Hi Kewen and Richard,
the attached v3 addresses the comments to v2, among others:
- Rename to load_store where appropriate.
- Save the adjusted length as a separate control that is used instead
of loop_len with a bias != 0 and added to the loop header.
- Update the costs to reflect a bias.
Bootstrap and regtest were fine on z15 and p9.
Regards
Robin
diff --git a/gcc/config/rs6000/vsx.md b/gcc/config/rs6000/vsx.md
index bf033e31c1c..dc2756f83e9 100644
--- a/gcc/config/rs6000/vsx.md
+++ b/gcc/config/rs6000/vsx.md
@@ -5637,7 +5637,8 @@
(define_expand "len_load_v16qi"
[(match_operand:V16QI 0 "vlogical_operand")
(match_operand:V16QI 1 "memory_operand")
- (match_operand:QI 2 "gpc_reg_operand")]
+ (match_operand:QI 2 "gpc_reg_operand")
+ (match_operand:QI 3 "zero_constant")]
"TARGET_P9_VECTOR && TARGET_64BIT"
{
rtx mem = XEXP (operands[1], 0);
@@ -5651,6 +5652,7 @@
[(match_operand:V16QI 0 "memory_operand")
(match_operand:V16QI 1 "vlogical_operand")
(match_operand:QI 2 "gpc_reg_operand")
+ (match_operand:QI 3 "zero_constant")
]
"TARGET_P9_VECTOR && TARGET_64BIT"
{
diff --git a/gcc/doc/md.texi b/gcc/doc/md.texi
index 2b41cb7fb7b..8df61f578bd 100644
--- a/gcc/doc/md.texi
+++ b/gcc/doc/md.texi
@@ -5213,7 +5213,10 @@ which must be a vector mode. Operand 2 has whichever integer mode the
target prefers. If operand 2 exceeds the number of elements in mode
@var{m}, the behavior is undefined. If the target prefers the length
to be measured in bytes rather than elements, it should only implement
-this pattern for vectors of @code{QI} elements.
· · · · · · ·
* [Prompt 1] Copy the listing from its first line to the line with "356, 45, 368]", both lines included, and keep each line unchanged.
* [Prompt 2] Continue the GCC patch message about the length-based load and store patterns from the point where it ends.
· · · · · · ·
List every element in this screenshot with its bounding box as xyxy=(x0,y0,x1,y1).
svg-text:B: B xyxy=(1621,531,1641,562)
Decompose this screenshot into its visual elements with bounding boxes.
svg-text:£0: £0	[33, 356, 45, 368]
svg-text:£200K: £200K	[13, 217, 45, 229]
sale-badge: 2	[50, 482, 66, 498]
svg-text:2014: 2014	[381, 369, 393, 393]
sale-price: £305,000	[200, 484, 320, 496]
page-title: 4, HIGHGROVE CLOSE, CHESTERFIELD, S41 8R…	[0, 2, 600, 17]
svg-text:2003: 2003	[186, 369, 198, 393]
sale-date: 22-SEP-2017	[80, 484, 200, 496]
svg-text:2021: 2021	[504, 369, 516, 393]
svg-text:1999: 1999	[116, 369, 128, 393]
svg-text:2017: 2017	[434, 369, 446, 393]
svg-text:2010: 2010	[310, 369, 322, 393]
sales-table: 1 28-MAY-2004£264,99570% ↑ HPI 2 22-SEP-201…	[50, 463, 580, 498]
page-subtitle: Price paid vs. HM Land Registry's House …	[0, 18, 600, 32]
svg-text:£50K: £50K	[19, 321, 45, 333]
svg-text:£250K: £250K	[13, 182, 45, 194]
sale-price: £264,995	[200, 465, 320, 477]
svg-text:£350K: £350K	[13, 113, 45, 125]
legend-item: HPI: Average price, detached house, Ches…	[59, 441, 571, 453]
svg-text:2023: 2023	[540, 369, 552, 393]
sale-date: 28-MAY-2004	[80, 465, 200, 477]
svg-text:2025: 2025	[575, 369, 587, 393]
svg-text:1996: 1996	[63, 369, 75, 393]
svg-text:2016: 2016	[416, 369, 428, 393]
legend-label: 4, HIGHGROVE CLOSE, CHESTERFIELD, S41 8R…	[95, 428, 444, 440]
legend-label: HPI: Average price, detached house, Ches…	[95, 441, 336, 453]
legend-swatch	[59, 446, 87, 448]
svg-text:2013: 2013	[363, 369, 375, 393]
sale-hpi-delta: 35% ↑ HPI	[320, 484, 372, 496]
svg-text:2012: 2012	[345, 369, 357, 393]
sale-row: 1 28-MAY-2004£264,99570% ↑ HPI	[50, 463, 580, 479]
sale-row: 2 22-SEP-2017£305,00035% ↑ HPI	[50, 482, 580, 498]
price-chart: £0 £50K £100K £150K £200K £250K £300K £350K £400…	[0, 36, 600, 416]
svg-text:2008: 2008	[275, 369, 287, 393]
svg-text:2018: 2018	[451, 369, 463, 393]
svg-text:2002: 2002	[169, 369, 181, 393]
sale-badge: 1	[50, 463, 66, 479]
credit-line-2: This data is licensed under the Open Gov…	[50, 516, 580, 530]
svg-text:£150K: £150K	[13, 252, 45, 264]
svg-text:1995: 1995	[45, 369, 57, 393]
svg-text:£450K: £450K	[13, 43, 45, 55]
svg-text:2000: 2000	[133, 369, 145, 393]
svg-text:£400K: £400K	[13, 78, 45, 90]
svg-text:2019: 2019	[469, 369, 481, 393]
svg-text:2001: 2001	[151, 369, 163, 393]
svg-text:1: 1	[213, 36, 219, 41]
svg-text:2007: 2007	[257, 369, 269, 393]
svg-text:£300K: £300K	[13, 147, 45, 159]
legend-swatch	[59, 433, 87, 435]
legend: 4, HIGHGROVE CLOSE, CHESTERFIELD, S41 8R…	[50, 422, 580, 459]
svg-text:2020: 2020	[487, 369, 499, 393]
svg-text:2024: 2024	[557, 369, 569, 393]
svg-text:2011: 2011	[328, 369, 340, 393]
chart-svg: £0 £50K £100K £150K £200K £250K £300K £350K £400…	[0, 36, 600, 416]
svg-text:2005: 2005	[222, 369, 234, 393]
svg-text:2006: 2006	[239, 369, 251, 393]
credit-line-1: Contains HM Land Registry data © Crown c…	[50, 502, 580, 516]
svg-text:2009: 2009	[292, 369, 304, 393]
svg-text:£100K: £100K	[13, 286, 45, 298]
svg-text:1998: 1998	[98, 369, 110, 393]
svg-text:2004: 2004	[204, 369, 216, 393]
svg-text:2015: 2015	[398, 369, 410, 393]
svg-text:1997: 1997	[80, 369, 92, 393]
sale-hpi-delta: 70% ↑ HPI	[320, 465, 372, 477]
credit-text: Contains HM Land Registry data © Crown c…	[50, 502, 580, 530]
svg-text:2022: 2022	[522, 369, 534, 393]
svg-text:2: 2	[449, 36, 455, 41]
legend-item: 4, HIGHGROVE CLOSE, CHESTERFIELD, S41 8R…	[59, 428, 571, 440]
· · · · · · ·
* [Response 1]
List every element in this screenshot with its bounding box as xyxy=(x0,y0,x1,y1).
svg-text:B: B xyxy=(1621,531,1641,562)
Decompose this screenshot into its visual elements with bounding boxes.
svg-text:£0: £0	[33, 356, 45, 368]

* [Response 2]
+this pattern for vectors of @code{QI} elements. Operand 3 specifies
+a bias predicate that determines whether a length of zero is permitted
+or not. If permitted, the predicate should only allow a zero immediate,
+otherwise it should only allow an immediate value of -1.
This pattern is not allowed to @code{FAIL}.
@@ -5226,7 +5229,10 @@ a vector mode. Operand 2 has whichever integer mode the target prefers.
If operand 2 exceeds the number of elements in mode @var{m}, the behavior
is undefined. If the target prefers the length to be measured in bytes
rather than elements, it should only implement this pattern for vectors
-of @code{QI} elements.
+of @code{QI} elements. Operand 3 specifies a bias predicate that
+determines whether a length of zero is permitted or not. If permitted,
+the predicate should only allow a zero constant, otherwise it should
+only allow an immediate value of -1.
This pattern is not allowed to @code{FAIL}.
diff --git a/gcc/internal-fn.c b/gcc/internal-fn.c
index 8312d08aab2..d45f080c06f 100644
--- a/gcc/internal-fn.c
+++ b/gcc/internal-fn.c
@@ -2696,9 +2696,9 @@ expand_call_mem_ref (tree type, gcall *stmt, int index)
static void
expand_partial_load_optab_fn (internal_fn, gcall *stmt, convert_optab optab)
{
- class expand_operand ops[3];
- tree type, lhs, rhs, maskt;
- rtx mem, target, mask;
+ class expand_operand ops[4];
+ tree type, lhs, rhs, maskt, biast;
+ rtx mem, target, mask, bias;
insn_code icode;
maskt = gimple_call_arg (stmt, 2);
@@ -2723,11 +2723,20 @@ expand_partial_load_optab_fn (internal_fn, gcall *stmt, convert_optab optab)
create_output_operand (&ops[0], target, TYPE_MODE (type));
create_fixed_operand (&ops[1], mem);
if (optab == len_load_optab)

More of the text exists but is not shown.